Hay otro hecho respecto a Cedar Hill. Dice KangJae Lee que, en su día, fue una plantación de esclavos.
Pero no todos los matices de esta relación son tenebrosos. Hubo también un capítulo heroico, una gesta que todavía resuena en la cultura negra, incluso en las canciones de Bob Marley.


Nada más acabar la Guerra Civil, el Ejército americano formó cuatro regimientos negros encargados de mantener la paz en la región del Suroeste y de las Grandes Llanuras, que en la década de 1860 vivía peligrosas fricciones. Los colonos blancos avanzaban, en pequeñas oleadas, hacia el oeste; los comanches defendían sus territorios y los bandidos intentaban hacer dinero. Allí estaban los soldados negros, peleando, escoltando, protegiendo los caminos. Durante las guerras indias, una veintena de afroamericanos recibieron la Medalla de Honor, la condecoración militar más alta de Estados Unidos.
Estos cuatro regimientos, conocidos como los Buffalo Soldiers, se volvieron legendarios. Otros regimientos negros pasaron a ser conocidos con ese nombre, en honor a los originales, y desde entonces hay toda una raigambre afroamericana en el ejército que profesa con orgullo este apodo, que no está claro de dónde viene. Varias fuentes dicen que se debe al pelo rizado y negros de los soldados, que a los nativos les parecía igual que el de un búfalo. Otra versión dice que, al destacarse en el combate, los nativos vieron en ellos la valentía de este animal sagrado.

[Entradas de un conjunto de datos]
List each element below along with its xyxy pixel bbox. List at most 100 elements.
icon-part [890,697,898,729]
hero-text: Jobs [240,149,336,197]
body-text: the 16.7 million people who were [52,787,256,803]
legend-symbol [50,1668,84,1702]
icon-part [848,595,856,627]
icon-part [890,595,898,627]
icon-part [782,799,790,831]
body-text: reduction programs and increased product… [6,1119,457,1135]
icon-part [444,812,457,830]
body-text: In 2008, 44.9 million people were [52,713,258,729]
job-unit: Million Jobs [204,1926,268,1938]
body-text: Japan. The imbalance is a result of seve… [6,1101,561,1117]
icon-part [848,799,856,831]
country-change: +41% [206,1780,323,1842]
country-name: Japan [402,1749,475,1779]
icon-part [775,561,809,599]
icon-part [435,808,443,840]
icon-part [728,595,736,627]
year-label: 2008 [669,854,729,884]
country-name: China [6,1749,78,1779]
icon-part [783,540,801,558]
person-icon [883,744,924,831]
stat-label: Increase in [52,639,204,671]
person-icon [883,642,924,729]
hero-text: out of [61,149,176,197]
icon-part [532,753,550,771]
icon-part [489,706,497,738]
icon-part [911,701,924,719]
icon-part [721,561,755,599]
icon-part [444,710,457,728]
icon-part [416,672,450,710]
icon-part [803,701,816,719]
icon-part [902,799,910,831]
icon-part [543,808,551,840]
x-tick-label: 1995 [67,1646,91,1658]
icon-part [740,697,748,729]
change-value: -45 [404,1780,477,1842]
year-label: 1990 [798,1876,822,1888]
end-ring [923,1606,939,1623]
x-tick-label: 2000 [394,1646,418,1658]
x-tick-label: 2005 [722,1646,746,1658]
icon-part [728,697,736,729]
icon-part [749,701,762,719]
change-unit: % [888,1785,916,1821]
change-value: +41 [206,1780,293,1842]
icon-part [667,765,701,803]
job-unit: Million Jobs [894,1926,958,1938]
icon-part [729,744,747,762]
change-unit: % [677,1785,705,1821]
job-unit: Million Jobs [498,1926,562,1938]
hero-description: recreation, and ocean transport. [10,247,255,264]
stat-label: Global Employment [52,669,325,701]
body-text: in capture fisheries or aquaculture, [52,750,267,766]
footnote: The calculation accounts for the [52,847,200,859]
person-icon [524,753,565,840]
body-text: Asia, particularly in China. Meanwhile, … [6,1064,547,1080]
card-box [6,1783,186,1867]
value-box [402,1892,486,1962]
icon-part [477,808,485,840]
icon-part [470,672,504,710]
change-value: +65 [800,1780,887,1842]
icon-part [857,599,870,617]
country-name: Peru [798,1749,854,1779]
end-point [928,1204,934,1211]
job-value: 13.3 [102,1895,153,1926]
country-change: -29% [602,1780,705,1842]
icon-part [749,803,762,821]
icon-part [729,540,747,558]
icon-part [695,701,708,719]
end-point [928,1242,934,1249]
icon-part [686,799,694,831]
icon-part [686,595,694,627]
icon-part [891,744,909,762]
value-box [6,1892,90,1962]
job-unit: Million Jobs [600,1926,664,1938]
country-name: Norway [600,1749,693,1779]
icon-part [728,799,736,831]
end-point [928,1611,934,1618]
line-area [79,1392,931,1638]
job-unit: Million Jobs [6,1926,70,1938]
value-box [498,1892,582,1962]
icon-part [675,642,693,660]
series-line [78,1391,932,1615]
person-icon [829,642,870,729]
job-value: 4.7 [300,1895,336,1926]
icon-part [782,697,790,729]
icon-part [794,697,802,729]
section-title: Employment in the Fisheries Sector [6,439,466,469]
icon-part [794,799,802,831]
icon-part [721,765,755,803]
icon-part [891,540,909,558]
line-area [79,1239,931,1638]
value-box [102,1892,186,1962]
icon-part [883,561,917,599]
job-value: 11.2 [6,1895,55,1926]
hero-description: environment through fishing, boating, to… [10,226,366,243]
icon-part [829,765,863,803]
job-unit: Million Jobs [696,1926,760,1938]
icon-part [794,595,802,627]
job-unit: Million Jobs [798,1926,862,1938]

* _EJERCICIO A_: Según el fragmento sobre los Buffalo Soldiers, ¿cuántos regimientos negros formó el Ejército americano nada más acabar la Guerra Civil?
* _EJERCICIO B_: Reproduce del fragmento sobre los Buffalo Soldiers el pasaje que va de "Estos cuatro regimientos, conocidos" a "este animal sagrado.".
Las entradas no intervienen en absoluto en este trabajo.

* _RESULTADO A_: Cuatro regimientos.

* _RESULTADO B_:
Estos cuatro regimientos, conocidos como los Buffalo Soldiers, se volvieron legendarios. Otros regimientos negros pasaron a ser conocidos con ese nombre, en honor a los originales, y desde entonces hay toda una raigambre afroamericana en el ejército que profesa con orgullo este apodo, que no está claro de dónde viene. Varias fuentes dicen que se debe al pelo rizado y negros de los soldados, que a los nativos les parecía igual que el de un búfalo. Otra versión dice que, al destacarse en el combate, los nativos vieron en ellos la valentía de este animal sagrado.